▶ _Task description_: From the listing below, return each line that includes "this".
:: Input records
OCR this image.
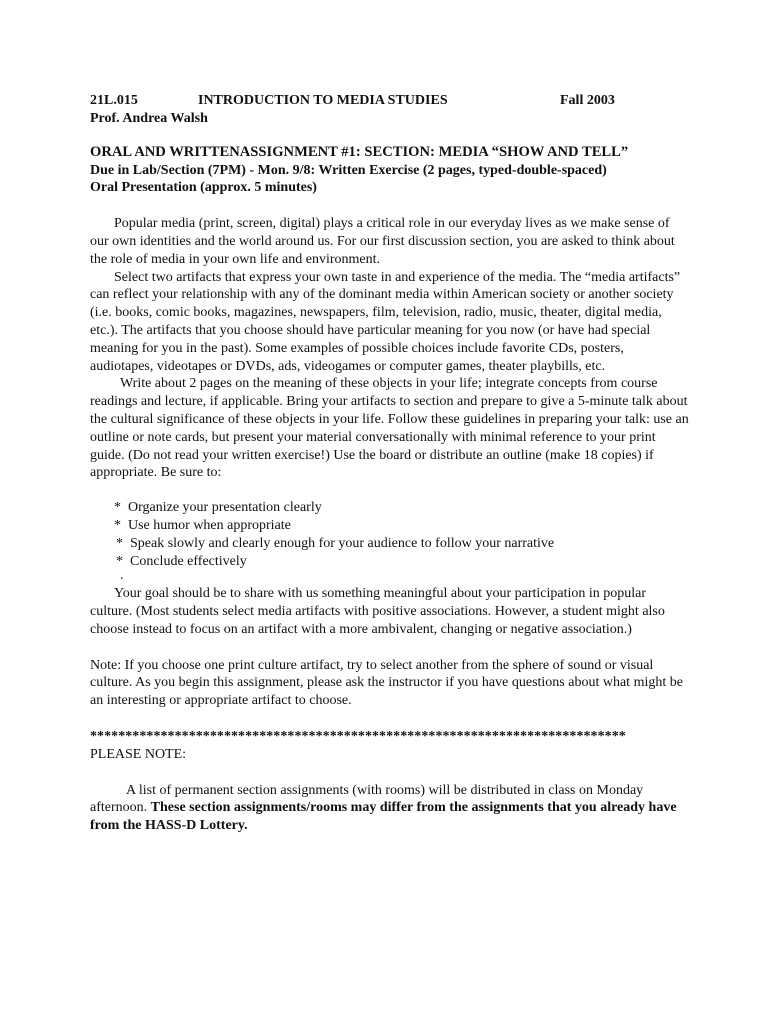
21L.015	INTRODUCTION TO MEDIA STUDIES	Fall 2003
Prof. Andrea Walsh
ORAL AND WRITTENASSIGNMENT #1: SECTION: MEDIA “SHOW AND TELL”
Due in Lab/Section (7PM) - Mon. 9/8: Written Exercise (2 pages, typed-double-spaced)
Oral Presentation (approx. 5 minutes)

Popular media (print, screen, digital) plays a critical role in our everyday lives as we make sense of our own identities and the world around us. For our first discussion section, you are asked to think about the role of media in your own life and environment.

Select two artifacts that express your own taste in and experience of the media. The “media artifacts” can reflect your relationship with any of the dominant media within American society or another society (i.e. books, comic books, magazines, newspapers, film, television, radio, music, theater, digital media, etc.). The artifacts that you choose should have particular meaning for you now (or have had special meaning for you in the past). Some examples of possible choices include favorite CDs, posters, audiotapes, videotapes or DVDs, ads, videogames or computer games, theater playbills, etc.

Write about 2 pages on the meaning of these objects in your life; integrate concepts from course readings and lecture, if applicable. Bring your artifacts to section and prepare to give a 5-minute talk about the cultural significance of these objects in your life. Follow these guidelines in preparing your talk: use an outline or note cards, but present your material conversationally with minimal reference to your print guide. (Do not read your written exercise!) Use the board or distribute an outline (make 18 copies) if appropriate. Be sure to:

* Organize your presentation clearly
* Use humor when appropriate
* Speak slowly and clearly enough for your audience to follow your narrative
* Conclude effectively
.

Your goal should be to share with us something meaningful about your participation in popular culture. (Most students select media artifacts with positive associations. However, a student might also choose instead to focus on an artifact with a more ambivalent, changing or negative association.)

Note: If you choose one print culture artifact, try to select another from the sphere of sound or visual culture. As you begin this assignment, please ask the instructor if you have questions about what might be an interesting or appropriate artifact to choose.

****************************************************************************
PLEASE NOTE:

A list of permanent section assignments (with rooms) will be distributed in class on Monday afternoon. These section assignments/rooms may differ from the assignments that you already have from the HASS-D Lottery.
::::
▶ _Expected answer_:
OCR this image.
Note: If you choose one print culture artifact, try to select another from the sphere of sound or visual culture. As you begin this assignment, please ask the instructor if you have questions about what might be an interesting or appropriate artifact to choose.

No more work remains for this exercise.